Extracted records:
-- start --

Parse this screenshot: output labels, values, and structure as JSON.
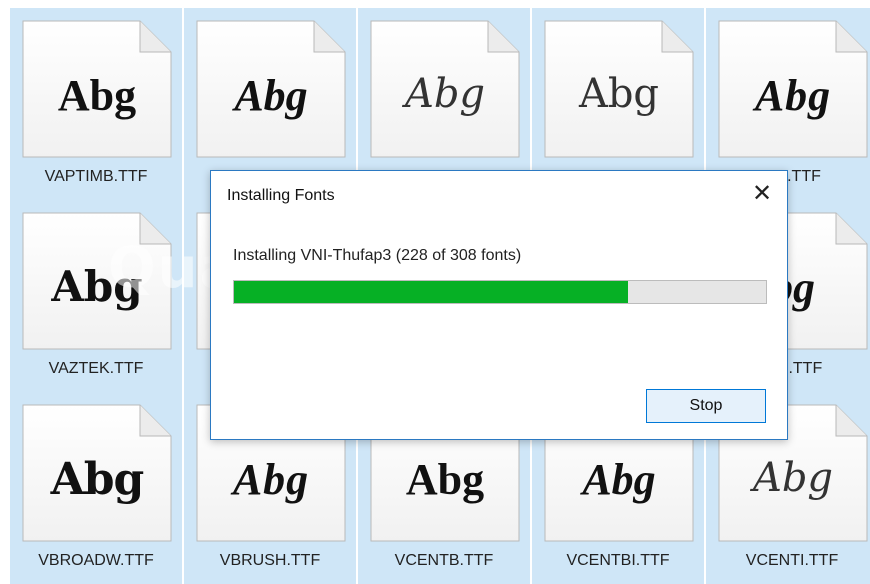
{
  "tiles": [
    {
      "sample": "Abg",
      "label": "VAPTIMB.TTF",
      "style": "f-serif-bold"
    },
    {
      "sample": "Abg",
      "label": "",
      "style": "f-serif-bi"
    },
    {
      "sample": "Abg",
      "label": "",
      "style": "f-serif-lighti"
    },
    {
      "sample": "Abg",
      "label": "",
      "style": "f-serif-light"
    },
    {
      "sample": "Abg",
      "label": "ON.TTF",
      "style": "f-script"
    },
    {
      "sample": "Abg",
      "label": "VAZTEK.TTF",
      "style": "f-stripe"
    },
    {
      "sample": "",
      "label": "",
      "style": "f-serif-bold"
    },
    {
      "sample": "",
      "label": "",
      "style": "f-serif-bold"
    },
    {
      "sample": "",
      "label": "",
      "style": "f-serif-bold"
    },
    {
      "sample": "bg",
      "label": "NBI.TTF",
      "style": "f-serif-bi"
    },
    {
      "sample": "Abg",
      "label": "VBROADW.TTF",
      "style": "f-black"
    },
    {
      "sample": "Abg",
      "label": "VBRUSH.TTF",
      "style": "f-script"
    },
    {
      "sample": "Abg",
      "label": "VCENTB.TTF",
      "style": "f-serif-bold"
    },
    {
      "sample": "Abg",
      "label": "VCENTBI.TTF",
      "style": "f-serif-bi"
    },
    {
      "sample": "Abg",
      "label": "VCENTI.TTF",
      "style": "f-serif-lighti"
    }
  ],
  "dialog": {
    "title": "Installing Fonts",
    "close_glyph": "✕",
    "status": "Installing VNI-Thufap3 (228 of 308 fonts)",
    "progress_done": 228,
    "progress_total": 308,
    "stop_label": "Stop"
  },
  "watermark": "Quantrimang",
  "colors": {
    "tile_bg": "#cfe6f7",
    "progress_fill": "#06b025",
    "dialog_border": "#2b79c2"
  }
}
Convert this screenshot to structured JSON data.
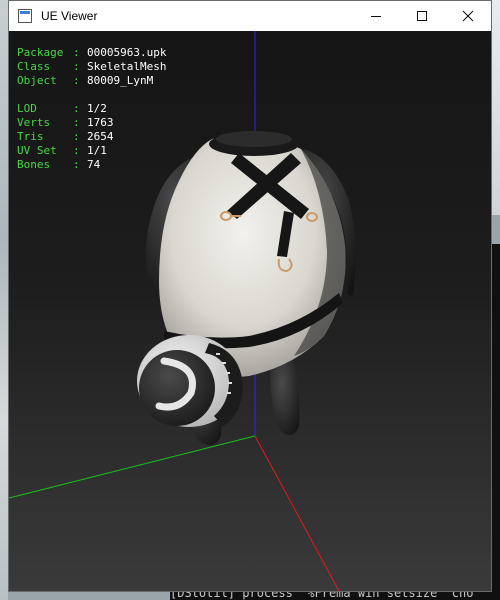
{
  "window": {
    "title": "UE Viewer",
    "controls": {
      "minimize": "—",
      "maximize": "☐",
      "close": "✕"
    }
  },
  "overlay": {
    "package": {
      "key": "Package",
      "sep": ": ",
      "value": "00005963.upk"
    },
    "class": {
      "key": "Class  ",
      "sep": ": ",
      "value": "SkeletalMesh"
    },
    "object": {
      "key": "Object ",
      "sep": ": ",
      "value": "80009_LynM"
    },
    "lod": {
      "key": "LOD    ",
      "sep": ": ",
      "value": "1/2"
    },
    "verts": {
      "key": "Verts  ",
      "sep": ": ",
      "value": "1763"
    },
    "tris": {
      "key": "Tris   ",
      "sep": ": ",
      "value": "2654"
    },
    "uvset": {
      "key": "UV Set ",
      "sep": ": ",
      "value": "1/1"
    },
    "bones": {
      "key": "Bones  ",
      "sep": ": ",
      "value": "74"
    }
  },
  "background_console": {
    "bottom_line": "[DStotil] process  %Frema win setsize  cho"
  },
  "colors": {
    "axis_x": "#e01b1b",
    "axis_y": "#16c716",
    "axis_z": "#2a2ae6",
    "label_key": "#49d649",
    "label_value": "#ffffff"
  }
}
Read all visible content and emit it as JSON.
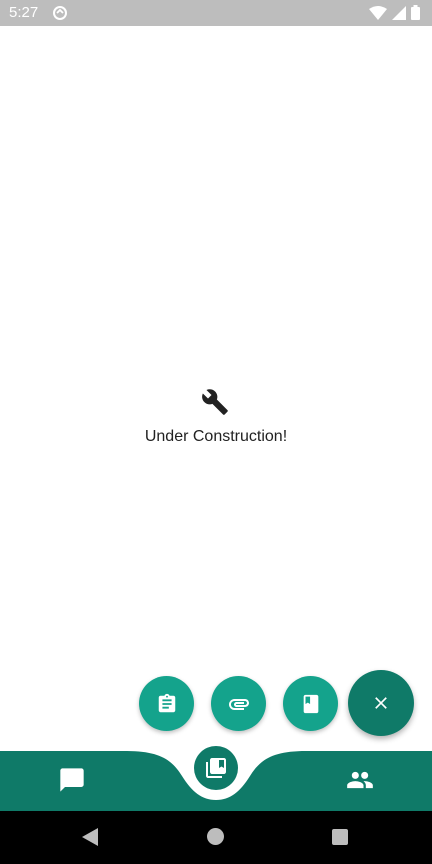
{
  "status_bar": {
    "time": "5:27",
    "icons": [
      "sync-icon",
      "wifi-icon",
      "signal-icon",
      "battery-icon"
    ]
  },
  "main": {
    "icon": "wrench-icon",
    "message": "Under Construction!"
  },
  "fab_menu": {
    "actions": [
      {
        "icon": "clipboard-icon"
      },
      {
        "icon": "paperclip-icon"
      },
      {
        "icon": "book-icon"
      }
    ],
    "main_icon": "close-icon"
  },
  "bottom_nav": {
    "items": [
      {
        "icon": "chat-icon"
      },
      {
        "icon": "library-books-icon"
      },
      {
        "icon": "people-icon"
      }
    ]
  },
  "system_nav": {
    "buttons": [
      "back-icon",
      "home-icon",
      "recents-icon"
    ]
  },
  "colors": {
    "primary": "#0f7a68",
    "accent": "#14a38c",
    "status_bar": "#bdbdbd"
  }
}
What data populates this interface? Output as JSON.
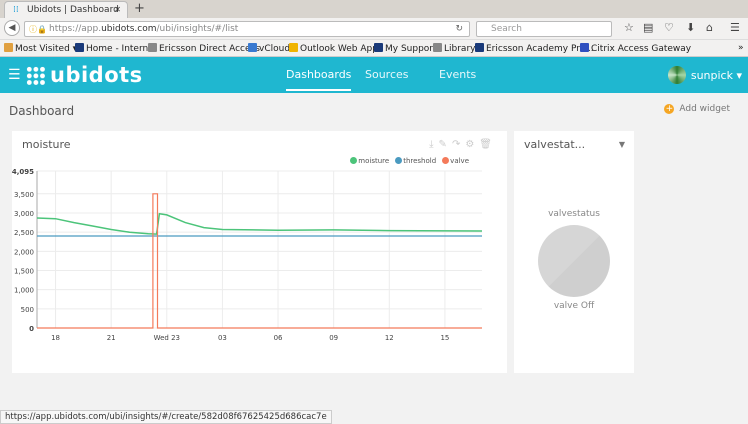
{
  "browser": {
    "tab_title": "Ubidots | Dashboard",
    "url_prefix": "https://app.",
    "url_domain": "ubidots.com",
    "url_path": "/ubi/insights/#/list",
    "search_placeholder": "Search",
    "bookmarks": [
      {
        "label": "Most Visited ▾",
        "color": "#e0a040"
      },
      {
        "label": "Home - Internal",
        "color": "#1a3a7a"
      },
      {
        "label": "Ericsson Direct Access",
        "color": "#888"
      },
      {
        "label": "vCloud",
        "color": "#3a7ad0"
      },
      {
        "label": "Outlook Web App",
        "color": "#f0b400"
      },
      {
        "label": "My Support",
        "color": "#1a3a7a"
      },
      {
        "label": "Library",
        "color": "#888"
      },
      {
        "label": "Ericsson Academy Pro...",
        "color": "#1a3a7a"
      },
      {
        "label": "Citrix Access Gateway",
        "color": "#3050c0"
      }
    ],
    "status_url": "https://app.ubidots.com/ubi/insights/#/create/582d08f67625425d686cac7e"
  },
  "app": {
    "logo": "ubidots",
    "nav": [
      "Dashboards",
      "Sources",
      "Events"
    ],
    "user": "sunpick ▾",
    "page_title": "Dashboard",
    "add_widget": "Add widget"
  },
  "chart_widget": {
    "title": "moisture"
  },
  "chart_data": {
    "type": "line",
    "title": "moisture",
    "xlabel": "",
    "ylabel": "",
    "ylim": [
      0,
      4095
    ],
    "yticks": [
      0,
      500,
      1000,
      1500,
      2000,
      2500,
      3000,
      3500,
      4095
    ],
    "xlim": [
      17,
      41
    ],
    "xticks": [
      {
        "x": 18,
        "label": "18"
      },
      {
        "x": 21,
        "label": "21"
      },
      {
        "x": 24,
        "label": "Wed 23"
      },
      {
        "x": 27,
        "label": "03"
      },
      {
        "x": 30,
        "label": "06"
      },
      {
        "x": 33,
        "label": "09"
      },
      {
        "x": 36,
        "label": "12"
      },
      {
        "x": 39,
        "label": "15"
      }
    ],
    "legend": "top-right",
    "series": [
      {
        "name": "moisture",
        "color": "#4cc47a",
        "x": [
          17,
          18,
          19,
          20,
          21,
          22,
          23,
          23.45,
          23.6,
          24,
          25,
          26,
          27,
          30,
          33,
          36,
          41
        ],
        "y": [
          2870,
          2850,
          2750,
          2660,
          2570,
          2500,
          2460,
          2450,
          2980,
          2950,
          2750,
          2620,
          2570,
          2550,
          2560,
          2540,
          2530
        ]
      },
      {
        "name": "threshold",
        "color": "#4a9ac0",
        "x": [
          17,
          41
        ],
        "y": [
          2400,
          2400
        ]
      },
      {
        "name": "valve",
        "color": "#f47a5a",
        "x": [
          17,
          23.25,
          23.25,
          23.5,
          23.5,
          41
        ],
        "y": [
          0,
          0,
          3500,
          3500,
          0,
          0
        ]
      }
    ]
  },
  "indicator_widget": {
    "title": "valvestat...",
    "variable": "valvestatus",
    "state": "valve Off"
  }
}
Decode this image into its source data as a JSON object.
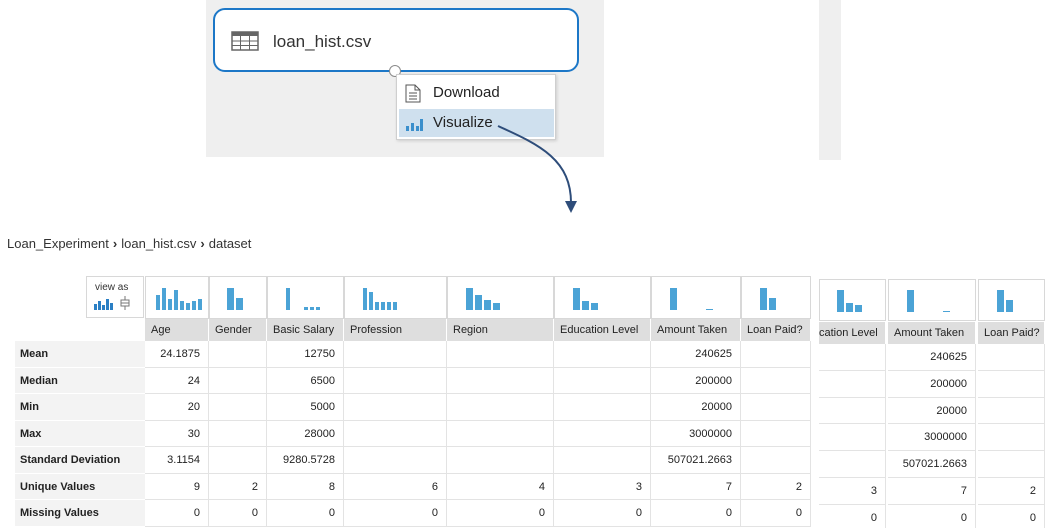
{
  "module": {
    "name": "loan_hist.csv"
  },
  "context_menu": {
    "items": [
      "Download",
      "Visualize"
    ]
  },
  "breadcrumb": {
    "items": [
      "Loan_Experiment",
      "loan_hist.csv",
      "dataset"
    ]
  },
  "view_as_label": "view as",
  "colors": {
    "accent": "#1c77c7",
    "bar": "#4ba3d6",
    "selected": "#cfe0ee",
    "header": "#dedede"
  },
  "table": {
    "columns": [
      "Age",
      "Gender",
      "Basic Salary",
      "Profession",
      "Region",
      "Education Level",
      "Amount Taken",
      "Loan Paid?"
    ],
    "rows": [
      {
        "label": "Mean",
        "values": [
          "24.1875",
          "",
          "12750",
          "",
          "",
          "",
          "240625",
          ""
        ]
      },
      {
        "label": "Median",
        "values": [
          "24",
          "",
          "6500",
          "",
          "",
          "",
          "200000",
          ""
        ]
      },
      {
        "label": "Min",
        "values": [
          "20",
          "",
          "5000",
          "",
          "",
          "",
          "20000",
          ""
        ]
      },
      {
        "label": "Max",
        "values": [
          "30",
          "",
          "28000",
          "",
          "",
          "",
          "3000000",
          ""
        ]
      },
      {
        "label": "Standard Deviation",
        "values": [
          "3.1154",
          "",
          "9280.5728",
          "",
          "",
          "",
          "507021.2663",
          ""
        ]
      },
      {
        "label": "Unique Values",
        "values": [
          "9",
          "2",
          "8",
          "6",
          "4",
          "3",
          "7",
          "2"
        ]
      },
      {
        "label": "Missing Values",
        "values": [
          "0",
          "0",
          "0",
          "0",
          "0",
          "0",
          "0",
          "0"
        ]
      }
    ],
    "histograms": [
      [
        0.7,
        1.0,
        0.5,
        0.9,
        0.4,
        0.3,
        0.4,
        0.5
      ],
      [
        1.0,
        0.55
      ],
      [
        1.0,
        0.0,
        0.0,
        0.15,
        0.15,
        0.15
      ],
      [
        1.0,
        0.8,
        0.35,
        0.35,
        0.35,
        0.35
      ],
      [
        1.0,
        0.7,
        0.45,
        0.3
      ],
      [
        1.0,
        0.4,
        0.3
      ],
      [
        1.0,
        0.0,
        0.0,
        0.0,
        0.05
      ],
      [
        1.0,
        0.55
      ]
    ]
  },
  "side_table": {
    "columns": [
      "Education Level",
      "Amount Taken",
      "Loan Paid?"
    ],
    "header_labels": [
      "cation Level",
      "Amount Taken",
      "Loan Paid?"
    ],
    "rows": [
      [
        "",
        "240625",
        ""
      ],
      [
        "",
        "200000",
        ""
      ],
      [
        "",
        "20000",
        ""
      ],
      [
        "",
        "3000000",
        ""
      ],
      [
        "",
        "507021.2663",
        ""
      ],
      [
        "3",
        "7",
        "2"
      ],
      [
        "0",
        "0",
        "0"
      ]
    ]
  }
}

-- end --

■ GOAL: Using the listing above, show each line holding the string "Ericsson".

■ ANSWER TO THE PROBLEM:
        "label": "Ericsson Direct Access",
        "label": "Ericsson Academy Pro...",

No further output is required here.